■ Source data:
━━━━

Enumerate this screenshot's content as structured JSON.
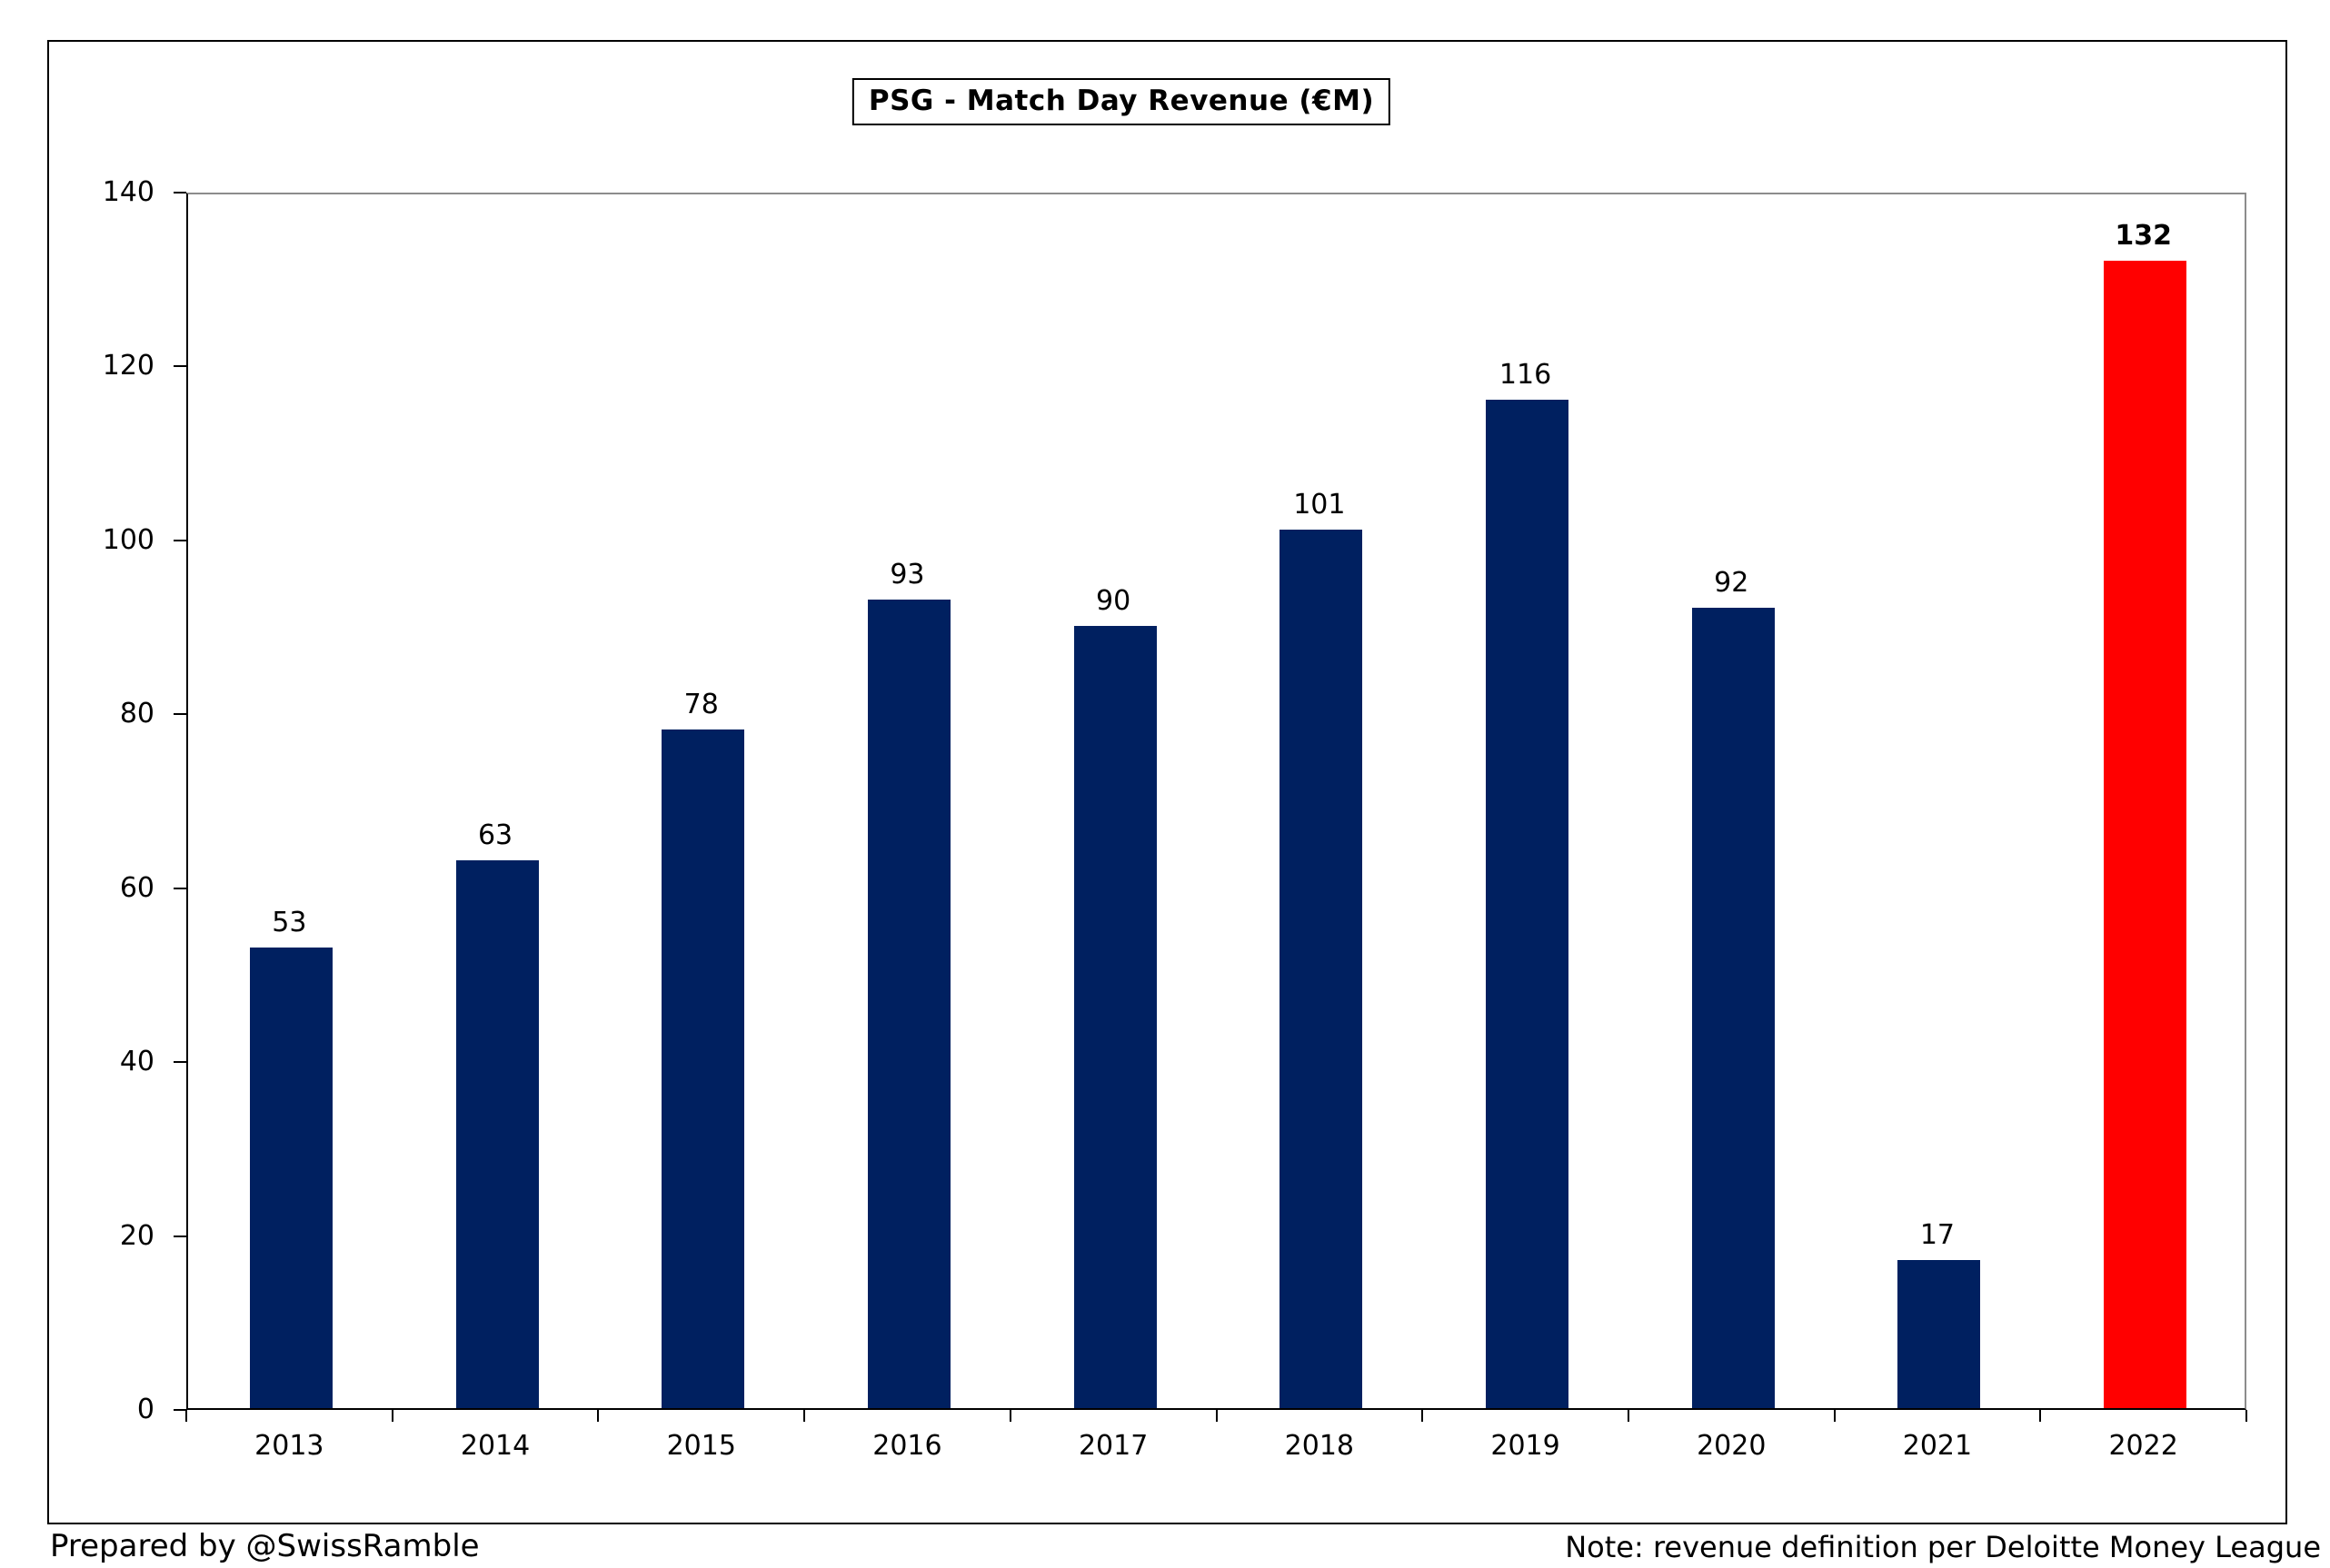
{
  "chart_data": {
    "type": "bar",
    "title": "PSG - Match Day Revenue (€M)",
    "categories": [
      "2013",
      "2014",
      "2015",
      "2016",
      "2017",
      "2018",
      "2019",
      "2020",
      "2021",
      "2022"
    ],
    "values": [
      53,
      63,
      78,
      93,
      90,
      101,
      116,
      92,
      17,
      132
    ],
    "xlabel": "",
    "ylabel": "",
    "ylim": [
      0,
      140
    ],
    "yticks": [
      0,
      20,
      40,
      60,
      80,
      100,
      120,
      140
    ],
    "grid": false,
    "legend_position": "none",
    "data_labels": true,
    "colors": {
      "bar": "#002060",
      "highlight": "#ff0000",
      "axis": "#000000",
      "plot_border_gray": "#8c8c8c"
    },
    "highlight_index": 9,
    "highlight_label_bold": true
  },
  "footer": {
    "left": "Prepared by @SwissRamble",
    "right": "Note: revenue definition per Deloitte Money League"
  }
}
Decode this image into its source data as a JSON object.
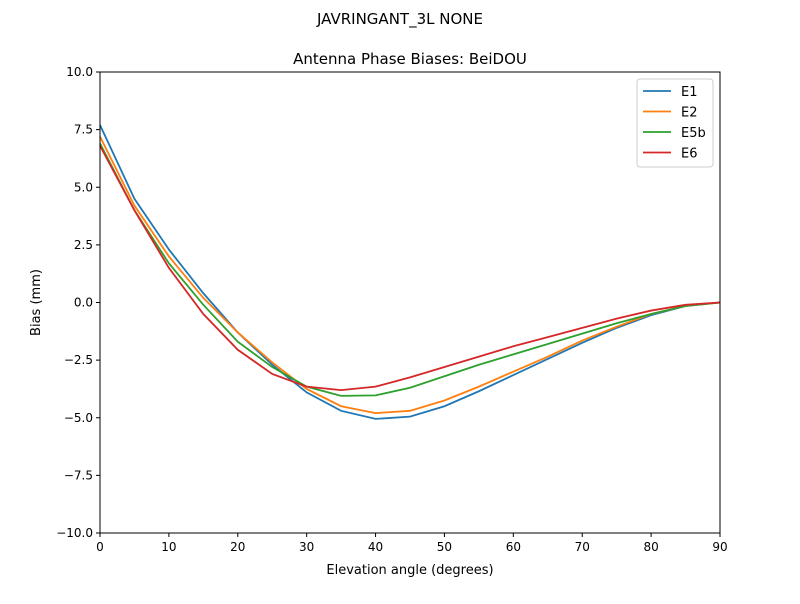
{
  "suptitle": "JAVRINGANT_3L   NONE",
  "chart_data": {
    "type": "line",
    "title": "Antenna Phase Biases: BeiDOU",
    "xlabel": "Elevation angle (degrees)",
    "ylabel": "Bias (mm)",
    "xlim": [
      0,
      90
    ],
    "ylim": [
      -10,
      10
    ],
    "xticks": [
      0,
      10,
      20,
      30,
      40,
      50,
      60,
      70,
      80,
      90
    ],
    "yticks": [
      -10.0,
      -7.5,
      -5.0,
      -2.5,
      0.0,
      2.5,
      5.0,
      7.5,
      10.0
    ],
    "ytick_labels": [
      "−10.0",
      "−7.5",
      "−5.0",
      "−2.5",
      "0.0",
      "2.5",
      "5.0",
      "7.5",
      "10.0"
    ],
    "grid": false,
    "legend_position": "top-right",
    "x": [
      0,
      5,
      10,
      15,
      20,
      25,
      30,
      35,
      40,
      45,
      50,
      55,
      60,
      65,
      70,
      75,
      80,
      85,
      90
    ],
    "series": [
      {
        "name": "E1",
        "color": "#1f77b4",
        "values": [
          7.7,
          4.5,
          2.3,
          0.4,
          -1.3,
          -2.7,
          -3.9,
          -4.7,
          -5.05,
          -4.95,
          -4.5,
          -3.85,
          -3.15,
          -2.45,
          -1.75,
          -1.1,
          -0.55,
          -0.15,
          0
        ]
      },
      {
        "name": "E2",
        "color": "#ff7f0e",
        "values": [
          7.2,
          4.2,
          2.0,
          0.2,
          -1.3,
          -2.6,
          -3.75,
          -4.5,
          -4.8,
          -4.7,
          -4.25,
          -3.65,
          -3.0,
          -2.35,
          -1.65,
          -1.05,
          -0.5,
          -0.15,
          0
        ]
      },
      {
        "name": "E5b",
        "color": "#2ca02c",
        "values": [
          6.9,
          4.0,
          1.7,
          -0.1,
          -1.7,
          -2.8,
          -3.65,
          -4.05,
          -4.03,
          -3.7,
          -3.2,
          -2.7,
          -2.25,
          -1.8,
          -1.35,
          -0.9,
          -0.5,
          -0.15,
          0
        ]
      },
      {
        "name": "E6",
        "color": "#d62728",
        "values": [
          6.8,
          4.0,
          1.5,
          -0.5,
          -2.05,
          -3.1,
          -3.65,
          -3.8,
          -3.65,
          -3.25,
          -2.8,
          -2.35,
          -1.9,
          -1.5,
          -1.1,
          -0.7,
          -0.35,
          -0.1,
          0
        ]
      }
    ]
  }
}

━━━━

■ The exercise:
Determine the number of lines in the entries above where the string "xlabel" appears. Answer with the number alone.

■ Answer to the problem:
2